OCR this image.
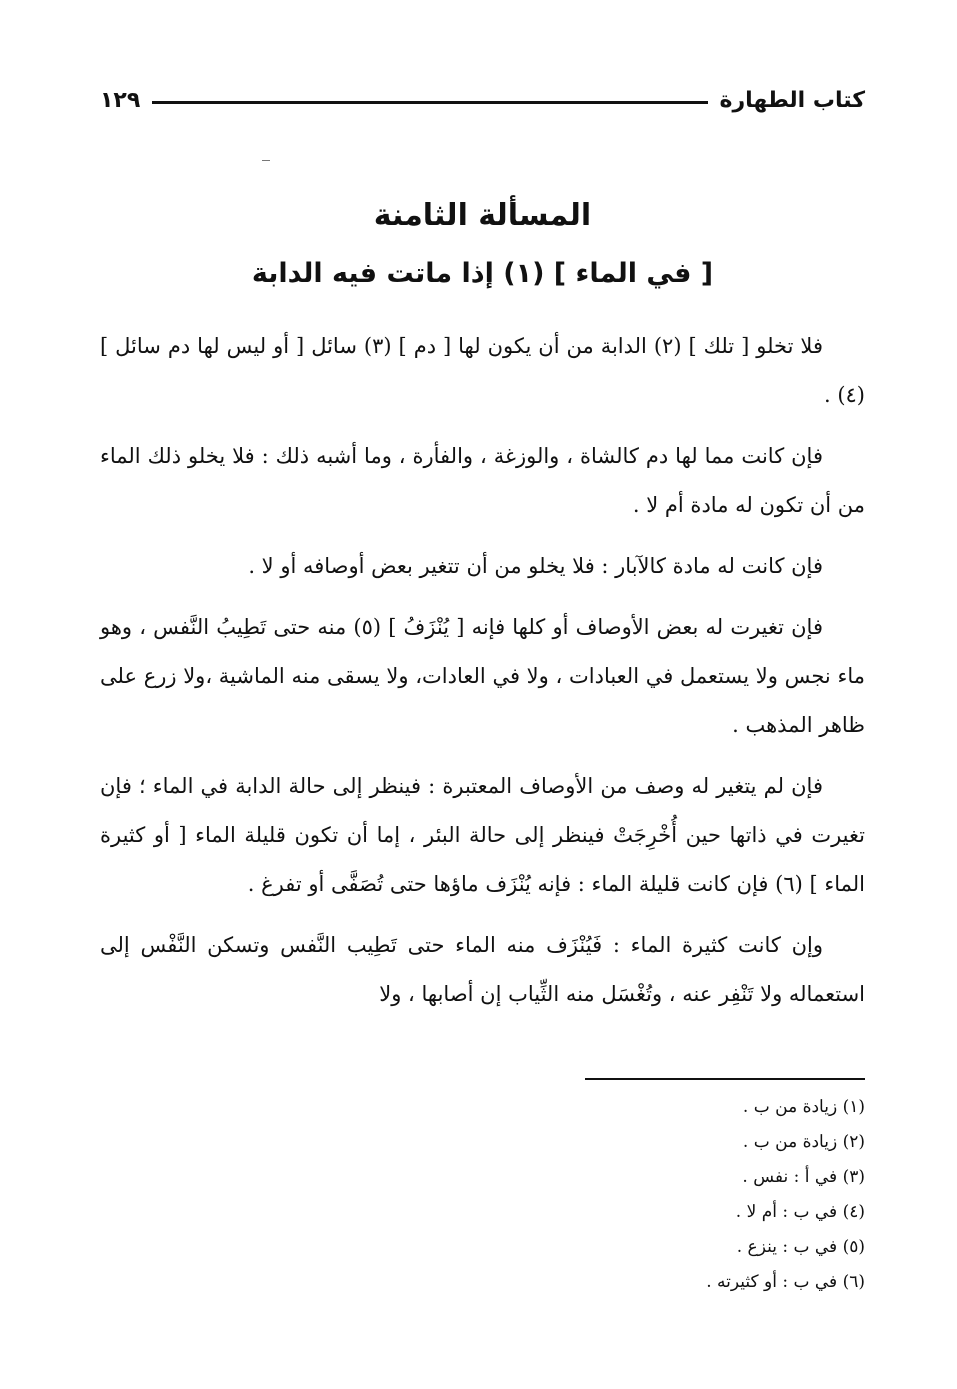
كتاب الطهارة
١٢٩
المسألة الثامنة
[ في الماء ] (١) إذا ماتت فيه الدابة

فلا تخلو [ تلك ] (٢) الدابة من أن يكون لها [ دم ] (٣) سائل [ أو ليس لها دم سائل ] (٤) .

فإن كانت مما لها دم كالشاة ، والوزغة ، والفأرة ، وما أشبه ذلك : فلا يخلو ذلك الماء من أن تكون له مادة أم لا .

فإن كانت له مادة كالآبار : فلا يخلو من أن تتغير بعض أوصافه أو لا .

فإن تغيرت له بعض الأوصاف أو كلها فإنه [ يُنْزَفُ ] (٥) منه حتى تَطِيبُ النَّفس ، وهو ماء نجس ولا يستعمل في العبادات ، ولا في العادات، ولا يسقى منه الماشية ،ولا زرع على ظاهر المذهب .

فإن لم يتغير له وصف من الأوصاف المعتبرة : فينظر إلى حالة الدابة في الماء ؛ فإن تغيرت في ذاتها حين أُخْرِجَتْ فينظر إلى حالة البئر ، إما أن تكون قليلة الماء [ أو كثيرة الماء ] (٦) فإن كانت قليلة الماء : فإنه يُنْزَف ماؤها حتى تُصَفَّى أو تفرغ .

وإن كانت كثيرة الماء : فَيُنْزَف منه الماء حتى تَطِيب النَّفس وتسكن النَّفْس إلى استعماله ولا تَنْفِر عنه ، وتُغْسَل منه الثِّياب إن أصابها ، ولا

(١) زيادة من ب .
(٢) زيادة من ب .
(٣) في أ : نفس .
(٤) في ب : أم لا .
(٥) في ب : ينزع .
(٦) في ب : أو كثيرته .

→ **Problem to work on**
Extract every line of the data exactly; pictures stay out.

→ **Finished exercise**
OCR this image.
كتاب الطهارة
١٢٩
المسألة الثامنة
[ في الماء ] (١) إذا ماتت فيه الدابة

فلا تخلو [ تلك ] (٢) الدابة من أن يكون لها [ دم ] (٣) سائل [ أو ليس لها دم سائل ] (٤) .

فإن كانت مما لها دم كالشاة ، والوزغة ، والفأرة ، وما أشبه ذلك : فلا يخلو ذلك الماء من أن تكون له مادة أم لا .

فإن كانت له مادة كالآبار : فلا يخلو من أن تتغير بعض أوصافه أو لا .

فإن تغيرت له بعض الأوصاف أو كلها فإنه [ يُنْزَفُ ] (٥) منه حتى تَطِيبُ النَّفس ، وهو ماء نجس ولا يستعمل في العبادات ، ولا في العادات، ولا يسقى منه الماشية ،ولا زرع على ظاهر المذهب .

فإن لم يتغير له وصف من الأوصاف المعتبرة : فينظر إلى حالة الدابة في الماء ؛ فإن تغيرت في ذاتها حين أُخْرِجَتْ فينظر إلى حالة البئر ، إما أن تكون قليلة الماء [ أو كثيرة الماء ] (٦) فإن كانت قليلة الماء : فإنه يُنْزَف ماؤها حتى تُصَفَّى أو تفرغ .

وإن كانت كثيرة الماء : فَيُنْزَف منه الماء حتى تَطِيب النَّفس وتسكن النَّفْس إلى استعماله ولا تَنْفِر عنه ، وتُغْسَل منه الثِّياب إن أصابها ، ولا

(١) زيادة من ب .
(٢) زيادة من ب .
(٣) في أ : نفس .
(٤) في ب : أم لا .
(٥) في ب : ينزع .
(٦) في ب : أو كثيرته .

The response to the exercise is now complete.